◆ **Task requirements**
Find and return each line containing "friends".

◆ **Available records**
*****

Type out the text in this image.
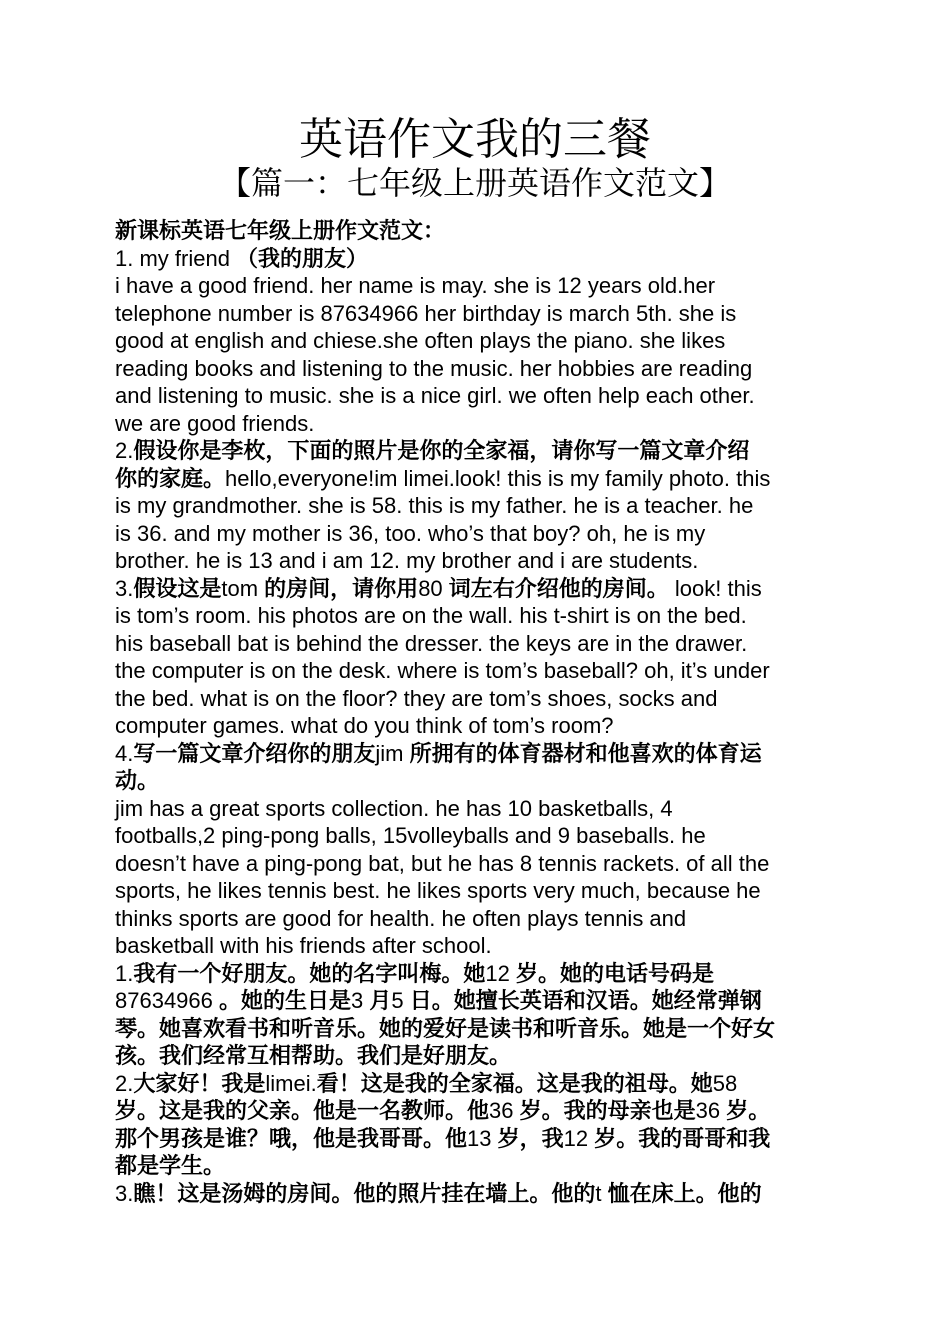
英语作文我的三餐
【篇一：七年级上册英语作文范文】
新课标英语七年级上册作文范文：
1. my friend （我的朋友）
i have a good friend. her name is may. she is 12 years old.her
telephone number is 87634966 her birthday is march 5th. she is
good at english and chiese.she often plays the piano. she likes
reading books and listening to the music. her hobbies are reading
and listening to music. she is a nice girl. we often help each other.
we are good friends.
2.假设你是李枚，下面的照片是你的全家福，请你写一篇文章介绍
你的家庭。hello,everyone!im limei.look! this is my family photo. this
is my grandmother. she is 58. this is my father. he is a teacher. he
is 36. and my mother is 36, too. who’s that boy? oh, he is my
brother. he is 13 and i am 12. my brother and i are students.
3.假设这是tom 的房间，请你用80 词左右介绍他的房间。 look! this
is tom’s room. his photos are on the wall. his t-shirt is on the bed.
his baseball bat is behind the dresser. the keys are in the drawer.
the computer is on the desk. where is tom’s baseball? oh, it’s under
the bed. what is on the floor? they are tom’s shoes, socks and
computer games. what do you think of tom’s room?
4.写一篇文章介绍你的朋友jim 所拥有的体育器材和他喜欢的体育运
动。
jim has a great sports collection. he has 10 basketballs, 4
footballs,2 ping-pong balls, 15volleyballs and 9 baseballs. he
doesn’t have a ping-pong bat, but he has 8 tennis rackets. of all the
sports, he likes tennis best. he likes sports very much, because he
thinks sports are good for health. he often plays tennis and
basketball with his friends after school.
1.我有一个好朋友。她的名字叫梅。她12 岁。她的电话号码是
87634966 。她的生日是3 月5 日。她擅长英语和汉语。她经常弹钢
琴。她喜欢看书和听音乐。她的爱好是读书和听音乐。她是一个好女
孩。我们经常互相帮助。我们是好朋友。
2.大家好！我是limei.看！这是我的全家福。这是我的祖母。她58
岁。这是我的父亲。他是一名教师。他36 岁。我的母亲也是36 岁。
那个男孩是谁？哦，他是我哥哥。他13 岁，我12 岁。我的哥哥和我
都是学生。
3.瞧！这是汤姆的房间。他的照片挂在墙上。他的t 恤在床上。他的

*****

◆ **Task answer**
we are good friends.
basketball with his friends after school.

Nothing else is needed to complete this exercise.